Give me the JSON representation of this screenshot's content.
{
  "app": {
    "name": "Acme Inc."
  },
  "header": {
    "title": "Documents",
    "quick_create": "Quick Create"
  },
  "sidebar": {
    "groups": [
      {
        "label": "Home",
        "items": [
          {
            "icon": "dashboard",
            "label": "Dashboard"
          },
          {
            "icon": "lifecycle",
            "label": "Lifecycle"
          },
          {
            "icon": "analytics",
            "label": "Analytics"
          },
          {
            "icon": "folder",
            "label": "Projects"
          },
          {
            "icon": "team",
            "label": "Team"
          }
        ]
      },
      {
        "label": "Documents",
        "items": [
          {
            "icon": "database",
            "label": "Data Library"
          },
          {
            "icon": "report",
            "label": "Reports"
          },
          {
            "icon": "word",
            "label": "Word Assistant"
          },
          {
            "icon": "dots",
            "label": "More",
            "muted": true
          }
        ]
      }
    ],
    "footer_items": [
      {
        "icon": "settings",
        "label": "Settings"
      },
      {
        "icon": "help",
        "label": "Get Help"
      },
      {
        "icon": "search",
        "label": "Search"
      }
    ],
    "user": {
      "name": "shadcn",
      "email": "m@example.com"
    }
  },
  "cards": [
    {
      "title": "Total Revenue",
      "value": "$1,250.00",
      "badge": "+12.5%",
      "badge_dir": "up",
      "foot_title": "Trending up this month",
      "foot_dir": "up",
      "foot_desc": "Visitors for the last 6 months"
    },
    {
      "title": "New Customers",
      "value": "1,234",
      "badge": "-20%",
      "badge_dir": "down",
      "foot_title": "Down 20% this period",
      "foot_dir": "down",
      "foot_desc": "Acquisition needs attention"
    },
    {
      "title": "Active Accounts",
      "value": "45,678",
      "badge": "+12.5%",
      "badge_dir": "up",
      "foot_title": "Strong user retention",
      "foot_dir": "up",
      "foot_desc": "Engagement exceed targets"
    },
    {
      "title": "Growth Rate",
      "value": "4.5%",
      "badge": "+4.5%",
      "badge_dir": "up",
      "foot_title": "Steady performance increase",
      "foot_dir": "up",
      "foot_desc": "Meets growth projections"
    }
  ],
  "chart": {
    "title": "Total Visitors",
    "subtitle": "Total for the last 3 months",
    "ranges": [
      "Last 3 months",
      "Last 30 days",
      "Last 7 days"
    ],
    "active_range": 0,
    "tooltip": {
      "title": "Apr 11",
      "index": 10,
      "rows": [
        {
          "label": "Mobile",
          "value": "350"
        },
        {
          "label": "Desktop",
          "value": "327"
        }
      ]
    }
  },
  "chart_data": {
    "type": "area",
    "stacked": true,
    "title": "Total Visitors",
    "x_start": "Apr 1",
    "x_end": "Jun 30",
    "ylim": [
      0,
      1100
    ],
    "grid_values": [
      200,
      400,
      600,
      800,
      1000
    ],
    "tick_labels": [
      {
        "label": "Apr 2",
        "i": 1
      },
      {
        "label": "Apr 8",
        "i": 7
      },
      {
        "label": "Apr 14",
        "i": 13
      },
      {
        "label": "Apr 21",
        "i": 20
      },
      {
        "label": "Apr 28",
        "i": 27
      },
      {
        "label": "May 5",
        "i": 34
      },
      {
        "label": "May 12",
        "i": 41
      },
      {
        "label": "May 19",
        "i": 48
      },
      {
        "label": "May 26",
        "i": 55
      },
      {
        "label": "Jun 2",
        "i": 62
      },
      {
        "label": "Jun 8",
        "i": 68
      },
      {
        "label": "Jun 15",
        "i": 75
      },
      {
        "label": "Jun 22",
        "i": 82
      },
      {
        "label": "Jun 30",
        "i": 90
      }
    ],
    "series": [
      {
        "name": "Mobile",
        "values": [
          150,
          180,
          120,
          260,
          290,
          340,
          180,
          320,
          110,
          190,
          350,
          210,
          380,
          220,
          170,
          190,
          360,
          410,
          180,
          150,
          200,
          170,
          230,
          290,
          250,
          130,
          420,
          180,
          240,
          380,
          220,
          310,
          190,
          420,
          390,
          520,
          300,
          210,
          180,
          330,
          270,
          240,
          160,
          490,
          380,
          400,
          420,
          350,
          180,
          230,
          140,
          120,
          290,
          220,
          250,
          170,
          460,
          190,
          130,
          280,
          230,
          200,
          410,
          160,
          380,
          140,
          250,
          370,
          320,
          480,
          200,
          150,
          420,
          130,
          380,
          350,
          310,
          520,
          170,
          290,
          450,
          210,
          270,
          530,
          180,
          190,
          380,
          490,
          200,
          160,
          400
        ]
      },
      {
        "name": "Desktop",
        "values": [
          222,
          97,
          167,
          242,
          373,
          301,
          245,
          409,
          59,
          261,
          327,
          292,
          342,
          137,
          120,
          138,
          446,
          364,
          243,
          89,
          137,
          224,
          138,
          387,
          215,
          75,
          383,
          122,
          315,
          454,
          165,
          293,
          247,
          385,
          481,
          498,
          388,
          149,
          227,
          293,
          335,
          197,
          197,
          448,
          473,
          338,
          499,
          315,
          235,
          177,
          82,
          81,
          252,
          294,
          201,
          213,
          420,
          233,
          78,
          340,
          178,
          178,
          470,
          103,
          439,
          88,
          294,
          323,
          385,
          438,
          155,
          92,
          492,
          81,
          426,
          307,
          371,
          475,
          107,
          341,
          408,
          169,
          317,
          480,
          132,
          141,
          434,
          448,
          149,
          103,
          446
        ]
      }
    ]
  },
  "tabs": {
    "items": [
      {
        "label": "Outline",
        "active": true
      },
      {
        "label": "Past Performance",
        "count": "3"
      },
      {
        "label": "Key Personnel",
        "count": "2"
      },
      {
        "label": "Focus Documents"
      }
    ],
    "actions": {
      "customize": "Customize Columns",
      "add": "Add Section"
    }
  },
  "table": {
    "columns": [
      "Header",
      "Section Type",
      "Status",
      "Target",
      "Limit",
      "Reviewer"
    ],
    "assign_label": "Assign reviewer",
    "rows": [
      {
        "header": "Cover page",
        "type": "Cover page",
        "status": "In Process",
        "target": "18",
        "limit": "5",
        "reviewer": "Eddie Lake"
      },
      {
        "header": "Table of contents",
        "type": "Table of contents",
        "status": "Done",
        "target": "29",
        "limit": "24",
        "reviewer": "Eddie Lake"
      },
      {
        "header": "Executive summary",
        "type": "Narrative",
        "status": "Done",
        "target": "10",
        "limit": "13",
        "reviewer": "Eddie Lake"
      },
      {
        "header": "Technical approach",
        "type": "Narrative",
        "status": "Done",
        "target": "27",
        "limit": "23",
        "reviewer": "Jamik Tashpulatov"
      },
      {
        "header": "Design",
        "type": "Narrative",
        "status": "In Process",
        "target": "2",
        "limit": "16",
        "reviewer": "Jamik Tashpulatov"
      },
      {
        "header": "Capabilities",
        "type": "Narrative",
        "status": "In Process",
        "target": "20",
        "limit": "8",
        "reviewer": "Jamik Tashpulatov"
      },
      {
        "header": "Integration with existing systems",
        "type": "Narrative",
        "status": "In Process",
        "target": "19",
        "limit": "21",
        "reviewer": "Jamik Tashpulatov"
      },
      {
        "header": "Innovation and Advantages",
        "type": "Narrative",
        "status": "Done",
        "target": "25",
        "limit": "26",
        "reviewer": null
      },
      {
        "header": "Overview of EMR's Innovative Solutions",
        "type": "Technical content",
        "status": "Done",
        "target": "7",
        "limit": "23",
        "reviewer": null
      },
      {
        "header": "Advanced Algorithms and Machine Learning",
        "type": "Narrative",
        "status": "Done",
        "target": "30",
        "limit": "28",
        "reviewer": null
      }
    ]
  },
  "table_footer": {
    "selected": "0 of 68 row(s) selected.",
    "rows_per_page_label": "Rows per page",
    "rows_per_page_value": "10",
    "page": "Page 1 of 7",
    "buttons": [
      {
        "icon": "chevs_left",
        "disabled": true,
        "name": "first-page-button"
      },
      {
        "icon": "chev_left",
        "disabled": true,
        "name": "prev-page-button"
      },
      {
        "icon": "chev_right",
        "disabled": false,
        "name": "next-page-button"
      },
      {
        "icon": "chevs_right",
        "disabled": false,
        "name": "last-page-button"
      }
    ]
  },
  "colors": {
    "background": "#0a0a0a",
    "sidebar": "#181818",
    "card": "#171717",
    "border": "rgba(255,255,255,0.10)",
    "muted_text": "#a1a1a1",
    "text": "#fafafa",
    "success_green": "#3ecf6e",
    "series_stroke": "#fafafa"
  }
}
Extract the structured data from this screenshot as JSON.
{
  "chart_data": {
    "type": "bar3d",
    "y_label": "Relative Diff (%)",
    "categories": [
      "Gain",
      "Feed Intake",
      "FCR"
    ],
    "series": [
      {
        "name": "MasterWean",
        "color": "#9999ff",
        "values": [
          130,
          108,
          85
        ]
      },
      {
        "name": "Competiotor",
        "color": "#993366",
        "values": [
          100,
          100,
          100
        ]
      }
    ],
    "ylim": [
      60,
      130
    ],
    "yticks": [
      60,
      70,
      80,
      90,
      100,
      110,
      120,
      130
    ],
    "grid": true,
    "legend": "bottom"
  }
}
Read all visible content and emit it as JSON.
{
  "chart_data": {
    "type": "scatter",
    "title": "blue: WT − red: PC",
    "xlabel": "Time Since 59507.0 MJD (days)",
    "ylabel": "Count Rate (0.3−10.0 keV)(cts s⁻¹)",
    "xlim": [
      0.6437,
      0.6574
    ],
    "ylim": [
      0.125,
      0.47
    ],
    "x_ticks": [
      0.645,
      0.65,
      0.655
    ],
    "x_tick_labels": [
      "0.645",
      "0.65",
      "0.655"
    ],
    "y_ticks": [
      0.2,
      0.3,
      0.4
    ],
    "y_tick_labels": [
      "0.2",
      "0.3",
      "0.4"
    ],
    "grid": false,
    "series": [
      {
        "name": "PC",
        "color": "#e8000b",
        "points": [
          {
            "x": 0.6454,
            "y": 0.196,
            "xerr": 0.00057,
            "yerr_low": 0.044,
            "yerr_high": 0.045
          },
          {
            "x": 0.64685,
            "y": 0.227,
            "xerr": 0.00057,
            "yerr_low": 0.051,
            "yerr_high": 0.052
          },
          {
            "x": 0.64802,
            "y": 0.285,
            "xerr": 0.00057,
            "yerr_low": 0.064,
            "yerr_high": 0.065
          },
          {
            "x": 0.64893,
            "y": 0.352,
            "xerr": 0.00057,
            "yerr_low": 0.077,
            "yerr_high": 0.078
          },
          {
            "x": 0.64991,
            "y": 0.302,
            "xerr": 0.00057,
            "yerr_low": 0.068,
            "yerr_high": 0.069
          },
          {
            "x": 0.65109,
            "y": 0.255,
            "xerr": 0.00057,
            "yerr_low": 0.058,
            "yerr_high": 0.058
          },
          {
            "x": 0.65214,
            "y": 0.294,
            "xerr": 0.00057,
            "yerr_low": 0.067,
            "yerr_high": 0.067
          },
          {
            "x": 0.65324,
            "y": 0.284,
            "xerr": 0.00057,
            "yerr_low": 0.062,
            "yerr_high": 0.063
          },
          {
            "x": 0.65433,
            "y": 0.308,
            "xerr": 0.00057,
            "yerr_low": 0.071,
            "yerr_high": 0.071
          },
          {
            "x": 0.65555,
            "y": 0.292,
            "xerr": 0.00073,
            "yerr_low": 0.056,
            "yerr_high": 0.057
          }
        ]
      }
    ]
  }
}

▬▬▬▬▬▬▬▬▬▬

### WORK TO COMPLETE
Lines containing "days" are to be counted. State the total and add nothing.

### SOLUTION TO THIS TASK
3